REQUIRED TASK
Output the entries verbatim, including every line.
------------------------------------------------------------
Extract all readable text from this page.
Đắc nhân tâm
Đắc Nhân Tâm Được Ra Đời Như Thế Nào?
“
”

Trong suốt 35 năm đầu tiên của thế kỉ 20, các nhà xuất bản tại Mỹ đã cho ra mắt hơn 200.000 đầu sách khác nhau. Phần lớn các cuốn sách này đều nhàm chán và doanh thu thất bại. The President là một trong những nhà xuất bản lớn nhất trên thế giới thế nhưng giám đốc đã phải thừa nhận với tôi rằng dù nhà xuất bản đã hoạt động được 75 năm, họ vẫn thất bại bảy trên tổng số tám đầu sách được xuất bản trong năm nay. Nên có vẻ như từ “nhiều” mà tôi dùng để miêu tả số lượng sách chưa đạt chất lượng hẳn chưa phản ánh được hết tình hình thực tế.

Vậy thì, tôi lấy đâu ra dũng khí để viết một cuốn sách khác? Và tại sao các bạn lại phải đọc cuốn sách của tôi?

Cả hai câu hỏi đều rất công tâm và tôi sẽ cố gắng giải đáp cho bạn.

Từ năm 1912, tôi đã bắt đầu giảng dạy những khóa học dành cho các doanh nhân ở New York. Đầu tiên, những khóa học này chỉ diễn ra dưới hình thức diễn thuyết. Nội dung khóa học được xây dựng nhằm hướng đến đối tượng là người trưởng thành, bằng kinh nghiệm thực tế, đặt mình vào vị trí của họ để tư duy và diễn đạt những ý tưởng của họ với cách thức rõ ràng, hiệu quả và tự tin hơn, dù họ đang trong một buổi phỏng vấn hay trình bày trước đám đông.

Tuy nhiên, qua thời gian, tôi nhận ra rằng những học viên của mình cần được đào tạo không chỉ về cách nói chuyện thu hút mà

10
------------------------------------------------------------
RESPONSE
Extract all readable text from this page.
Đắc nhân tâm
Đắc Nhân Tâm Được Ra Đời Như Thế Nào?
“
”

Trong suốt 35 năm đầu tiên của thế kỉ 20, các nhà xuất bản tại Mỹ đã cho ra mắt hơn 200.000 đầu sách khác nhau. Phần lớn các cuốn sách này đều nhàm chán và doanh thu thất bại. The President là một trong những nhà xuất bản lớn nhất trên thế giới thế nhưng giám đốc đã phải thừa nhận với tôi rằng dù nhà xuất bản đã hoạt động được 75 năm, họ vẫn thất bại bảy trên tổng số tám đầu sách được xuất bản trong năm nay. Nên có vẻ như từ “nhiều” mà tôi dùng để miêu tả số lượng sách chưa đạt chất lượng hẳn chưa phản ánh được hết tình hình thực tế.

Vậy thì, tôi lấy đâu ra dũng khí để viết một cuốn sách khác? Và tại sao các bạn lại phải đọc cuốn sách của tôi?

Cả hai câu hỏi đều rất công tâm và tôi sẽ cố gắng giải đáp cho bạn.

Từ năm 1912, tôi đã bắt đầu giảng dạy những khóa học dành cho các doanh nhân ở New York. Đầu tiên, những khóa học này chỉ diễn ra dưới hình thức diễn thuyết. Nội dung khóa học được xây dựng nhằm hướng đến đối tượng là người trưởng thành, bằng kinh nghiệm thực tế, đặt mình vào vị trí của họ để tư duy và diễn đạt những ý tưởng của họ với cách thức rõ ràng, hiệu quả và tự tin hơn, dù họ đang trong một buổi phỏng vấn hay trình bày trước đám đông.

Tuy nhiên, qua thời gian, tôi nhận ra rằng những học viên của mình cần được đào tạo không chỉ về cách nói chuyện thu hút mà

10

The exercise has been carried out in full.